* THE TASK: Copy all of the material exactly. Pictures are not to appear in the copy.

* MATERIALS PROVIDED:
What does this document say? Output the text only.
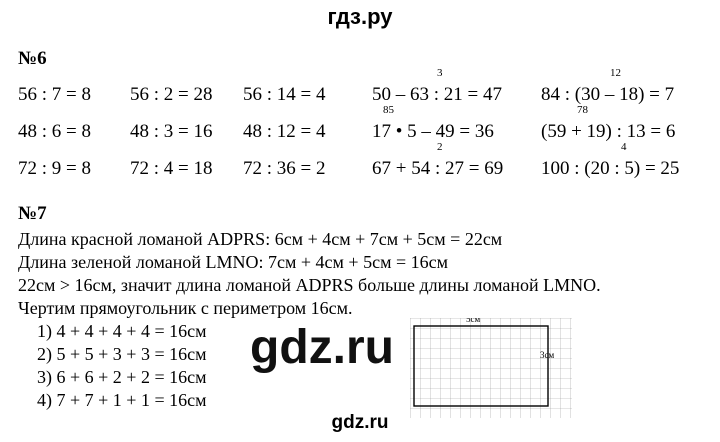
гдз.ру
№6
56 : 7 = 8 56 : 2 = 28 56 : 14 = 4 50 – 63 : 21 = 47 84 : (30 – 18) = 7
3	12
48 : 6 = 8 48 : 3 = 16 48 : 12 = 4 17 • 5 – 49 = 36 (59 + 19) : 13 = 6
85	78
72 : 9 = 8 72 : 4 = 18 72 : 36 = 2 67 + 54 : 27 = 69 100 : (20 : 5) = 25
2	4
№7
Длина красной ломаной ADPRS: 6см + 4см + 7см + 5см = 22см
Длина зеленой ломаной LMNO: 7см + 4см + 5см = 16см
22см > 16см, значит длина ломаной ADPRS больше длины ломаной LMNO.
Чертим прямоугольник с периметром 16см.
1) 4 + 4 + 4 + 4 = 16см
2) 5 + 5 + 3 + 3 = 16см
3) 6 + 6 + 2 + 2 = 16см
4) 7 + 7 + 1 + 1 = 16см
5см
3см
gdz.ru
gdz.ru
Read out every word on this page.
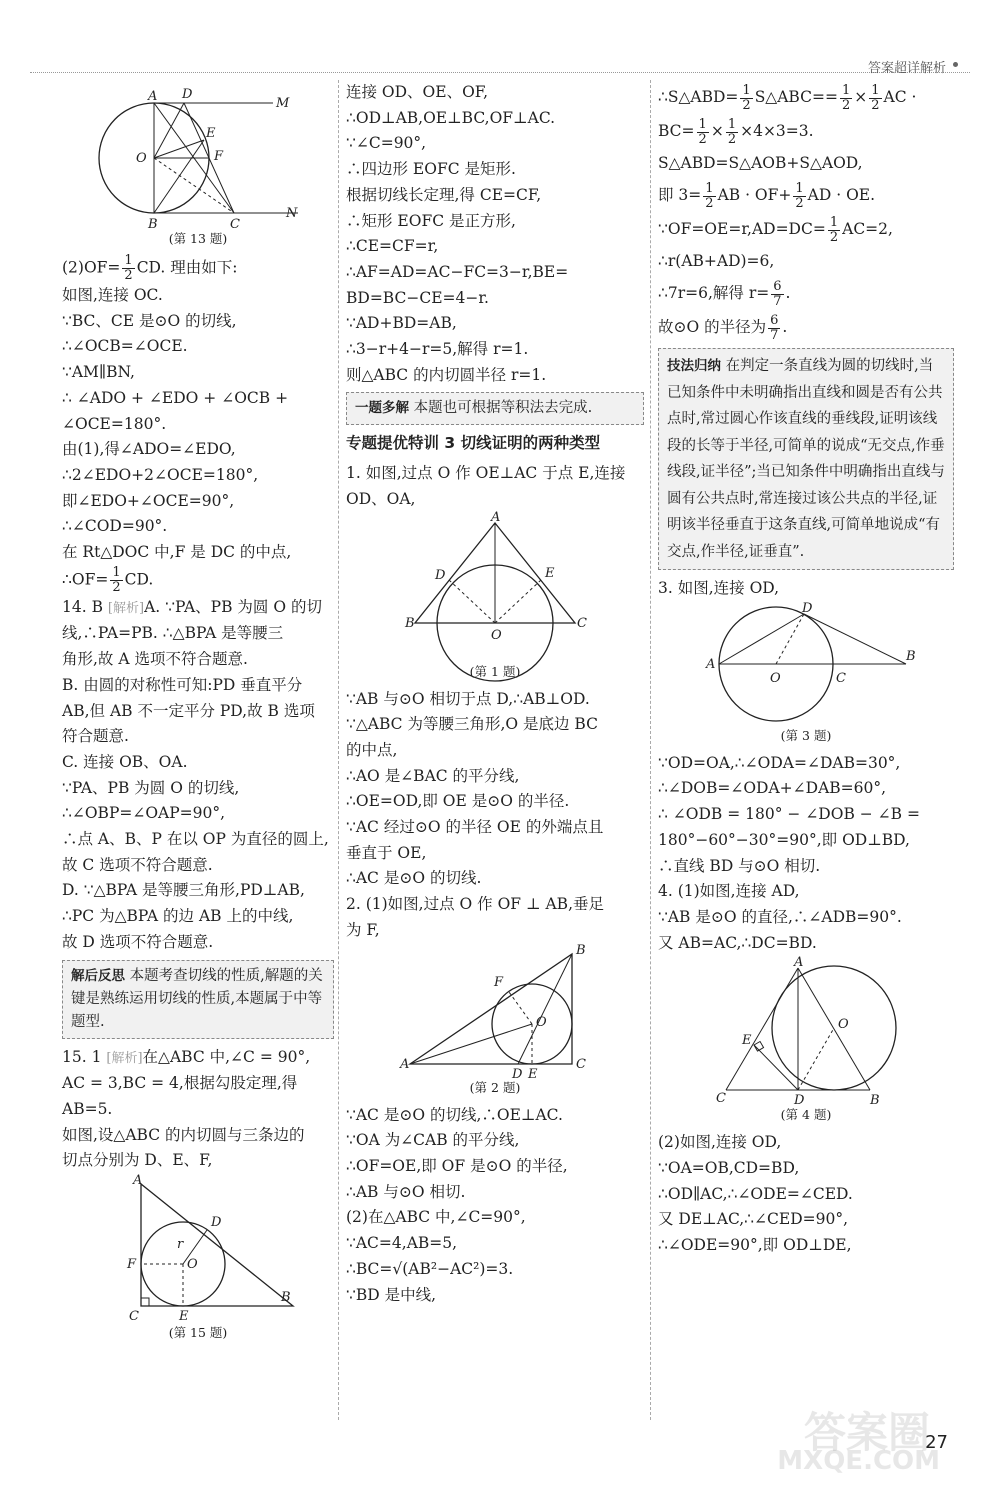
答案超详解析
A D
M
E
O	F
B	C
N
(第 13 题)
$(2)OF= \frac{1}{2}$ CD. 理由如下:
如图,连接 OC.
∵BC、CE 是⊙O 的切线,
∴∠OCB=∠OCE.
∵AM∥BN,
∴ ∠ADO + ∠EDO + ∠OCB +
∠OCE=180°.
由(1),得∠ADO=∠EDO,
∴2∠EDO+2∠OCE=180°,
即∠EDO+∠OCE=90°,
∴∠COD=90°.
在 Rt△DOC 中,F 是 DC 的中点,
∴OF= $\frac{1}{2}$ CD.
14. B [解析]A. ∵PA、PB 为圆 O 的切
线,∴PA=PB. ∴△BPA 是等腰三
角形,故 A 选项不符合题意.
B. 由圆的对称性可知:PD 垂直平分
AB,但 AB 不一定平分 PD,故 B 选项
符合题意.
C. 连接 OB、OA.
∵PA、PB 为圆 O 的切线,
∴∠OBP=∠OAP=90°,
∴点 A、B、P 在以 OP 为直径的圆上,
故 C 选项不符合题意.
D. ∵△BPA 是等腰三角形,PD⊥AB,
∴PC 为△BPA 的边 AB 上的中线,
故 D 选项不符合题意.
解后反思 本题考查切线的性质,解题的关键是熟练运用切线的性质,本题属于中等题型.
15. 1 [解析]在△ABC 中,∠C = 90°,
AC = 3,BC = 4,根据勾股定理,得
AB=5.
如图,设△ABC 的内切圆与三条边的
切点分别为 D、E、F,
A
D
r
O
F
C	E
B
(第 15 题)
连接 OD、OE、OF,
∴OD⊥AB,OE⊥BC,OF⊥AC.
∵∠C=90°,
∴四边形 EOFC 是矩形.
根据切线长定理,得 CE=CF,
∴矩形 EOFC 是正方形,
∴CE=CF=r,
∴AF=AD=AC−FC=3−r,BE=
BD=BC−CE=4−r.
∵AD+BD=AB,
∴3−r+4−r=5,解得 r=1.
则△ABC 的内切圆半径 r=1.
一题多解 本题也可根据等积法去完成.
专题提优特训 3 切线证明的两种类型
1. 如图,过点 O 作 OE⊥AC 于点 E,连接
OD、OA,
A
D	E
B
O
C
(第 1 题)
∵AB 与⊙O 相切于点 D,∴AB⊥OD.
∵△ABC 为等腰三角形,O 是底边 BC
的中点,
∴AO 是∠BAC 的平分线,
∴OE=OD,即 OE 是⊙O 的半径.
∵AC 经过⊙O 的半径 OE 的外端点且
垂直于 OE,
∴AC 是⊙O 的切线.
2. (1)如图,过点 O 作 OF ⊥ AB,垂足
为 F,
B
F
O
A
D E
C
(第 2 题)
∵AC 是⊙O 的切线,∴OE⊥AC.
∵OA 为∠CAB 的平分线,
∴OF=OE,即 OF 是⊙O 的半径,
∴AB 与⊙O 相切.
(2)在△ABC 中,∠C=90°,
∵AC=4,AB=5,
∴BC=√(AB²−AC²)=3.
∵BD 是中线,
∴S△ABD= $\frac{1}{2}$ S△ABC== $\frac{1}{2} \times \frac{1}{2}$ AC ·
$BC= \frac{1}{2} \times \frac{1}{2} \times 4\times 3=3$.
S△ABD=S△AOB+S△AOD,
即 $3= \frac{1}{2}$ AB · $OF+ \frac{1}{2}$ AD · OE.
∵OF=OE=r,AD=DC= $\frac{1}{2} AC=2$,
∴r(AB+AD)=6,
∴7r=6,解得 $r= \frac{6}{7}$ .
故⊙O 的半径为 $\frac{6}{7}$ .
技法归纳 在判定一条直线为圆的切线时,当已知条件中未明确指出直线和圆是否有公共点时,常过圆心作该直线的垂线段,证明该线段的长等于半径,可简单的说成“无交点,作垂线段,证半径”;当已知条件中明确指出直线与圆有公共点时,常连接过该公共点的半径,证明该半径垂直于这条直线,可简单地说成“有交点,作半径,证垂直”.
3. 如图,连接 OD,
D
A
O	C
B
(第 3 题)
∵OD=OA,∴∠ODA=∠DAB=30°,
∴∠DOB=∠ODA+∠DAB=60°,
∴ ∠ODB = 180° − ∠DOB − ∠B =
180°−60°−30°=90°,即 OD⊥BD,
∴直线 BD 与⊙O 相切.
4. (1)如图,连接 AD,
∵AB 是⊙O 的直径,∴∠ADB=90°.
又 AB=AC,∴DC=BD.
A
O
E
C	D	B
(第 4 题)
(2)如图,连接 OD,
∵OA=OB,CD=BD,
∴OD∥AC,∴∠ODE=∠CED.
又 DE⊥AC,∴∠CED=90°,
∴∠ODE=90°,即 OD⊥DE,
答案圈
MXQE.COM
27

* FINAL RESULT:
What does this document say? Output the text only.
гдз.ру
№6
56 : 7 = 8 56 : 2 = 28 56 : 14 = 4 50 – 63 : 21 = 47 84 : (30 – 18) = 7
3	12
48 : 6 = 8 48 : 3 = 16 48 : 12 = 4 17 • 5 – 49 = 36 (59 + 19) : 13 = 6
85	78
72 : 9 = 8 72 : 4 = 18 72 : 36 = 2 67 + 54 : 27 = 69 100 : (20 : 5) = 25
2	4
№7
Длина красной ломаной ADPRS: 6см + 4см + 7см + 5см = 22см
Длина зеленой ломаной LMNO: 7см + 4см + 5см = 16см
22см > 16см, значит длина ломаной ADPRS больше длины ломаной LMNO.
Чертим прямоугольник с периметром 16см.
1) 4 + 4 + 4 + 4 = 16см
2) 5 + 5 + 3 + 3 = 16см
3) 6 + 6 + 2 + 2 = 16см
4) 7 + 7 + 1 + 1 = 16см
5см
3см
gdz.ru
gdz.ru
Read out every word on this page.
答案超详解析
A D
M
E
O	F
B	C
N
(第 13 题)
$(2)OF= \frac{1}{2}$ CD. 理由如下:
如图,连接 OC.
∵BC、CE 是⊙O 的切线,
∴∠OCB=∠OCE.
∵AM∥BN,
∴ ∠ADO + ∠EDO + ∠OCB +
∠OCE=180°.
由(1),得∠ADO=∠EDO,
∴2∠EDO+2∠OCE=180°,
即∠EDO+∠OCE=90°,
∴∠COD=90°.
在 Rt△DOC 中,F 是 DC 的中点,
∴OF= $\frac{1}{2}$ CD.
14. B [解析]A. ∵PA、PB 为圆 O 的切
线,∴PA=PB. ∴△BPA 是等腰三
角形,故 A 选项不符合题意.
B. 由圆的对称性可知:PD 垂直平分
AB,但 AB 不一定平分 PD,故 B 选项
符合题意.
C. 连接 OB、OA.
∵PA、PB 为圆 O 的切线,
∴∠OBP=∠OAP=90°,
∴点 A、B、P 在以 OP 为直径的圆上,
故 C 选项不符合题意.
D. ∵△BPA 是等腰三角形,PD⊥AB,
∴PC 为△BPA 的边 AB 上的中线,
故 D 选项不符合题意.
解后反思 本题考查切线的性质,解题的关键是熟练运用切线的性质,本题属于中等题型.
15. 1 [解析]在△ABC 中,∠C = 90°,
AC = 3,BC = 4,根据勾股定理,得
AB=5.
如图,设△ABC 的内切圆与三条边的
切点分别为 D、E、F,
A
D
r
O
F
C	E
B
(第 15 题)
连接 OD、OE、OF,
∴OD⊥AB,OE⊥BC,OF⊥AC.
∵∠C=90°,
∴四边形 EOFC 是矩形.
根据切线长定理,得 CE=CF,
∴矩形 EOFC 是正方形,
∴CE=CF=r,
∴AF=AD=AC−FC=3−r,BE=
BD=BC−CE=4−r.
∵AD+BD=AB,
∴3−r+4−r=5,解得 r=1.
则△ABC 的内切圆半径 r=1.
一题多解 本题也可根据等积法去完成.
专题提优特训 3 切线证明的两种类型
1. 如图,过点 O 作 OE⊥AC 于点 E,连接
OD、OA,
A
D	E
B
O
C
(第 1 题)
∵AB 与⊙O 相切于点 D,∴AB⊥OD.
∵△ABC 为等腰三角形,O 是底边 BC
的中点,
∴AO 是∠BAC 的平分线,
∴OE=OD,即 OE 是⊙O 的半径.
∵AC 经过⊙O 的半径 OE 的外端点且
垂直于 OE,
∴AC 是⊙O 的切线.
2. (1)如图,过点 O 作 OF ⊥ AB,垂足
为 F,
B
F
O
A
D E
C
(第 2 题)
∵AC 是⊙O 的切线,∴OE⊥AC.
∵OA 为∠CAB 的平分线,
∴OF=OE,即 OF 是⊙O 的半径,
∴AB 与⊙O 相切.
(2)在△ABC 中,∠C=90°,
∵AC=4,AB=5,
∴BC=√(AB²−AC²)=3.
∵BD 是中线,
∴S△ABD= $\frac{1}{2}$ S△ABC== $\frac{1}{2} \times \frac{1}{2}$ AC ·
$BC= \frac{1}{2} \times \frac{1}{2} \times 4\times 3=3$.
S△ABD=S△AOB+S△AOD,
即 $3= \frac{1}{2}$ AB · $OF+ \frac{1}{2}$ AD · OE.
∵OF=OE=r,AD=DC= $\frac{1}{2} AC=2$,
∴r(AB+AD)=6,
∴7r=6,解得 $r= \frac{6}{7}$ .
故⊙O 的半径为 $\frac{6}{7}$ .
技法归纳 在判定一条直线为圆的切线时,当已知条件中未明确指出直线和圆是否有公共点时,常过圆心作该直线的垂线段,证明该线段的长等于半径,可简单的说成“无交点,作垂线段,证半径”;当已知条件中明确指出直线与圆有公共点时,常连接过该公共点的半径,证明该半径垂直于这条直线,可简单地说成“有交点,作半径,证垂直”.
3. 如图,连接 OD,
D
A
O	C
B
(第 3 题)
∵OD=OA,∴∠ODA=∠DAB=30°,
∴∠DOB=∠ODA+∠DAB=60°,
∴ ∠ODB = 180° − ∠DOB − ∠B =
180°−60°−30°=90°,即 OD⊥BD,
∴直线 BD 与⊙O 相切.
4. (1)如图,连接 AD,
∵AB 是⊙O 的直径,∴∠ADB=90°.
又 AB=AC,∴DC=BD.
A
O
E
C	D	B
(第 4 题)
(2)如图,连接 OD,
∵OA=OB,CD=BD,
∴OD∥AC,∴∠ODE=∠CED.
又 DE⊥AC,∴∠CED=90°,
∴∠ODE=90°,即 OD⊥DE,
答案圈
MXQE.COM
27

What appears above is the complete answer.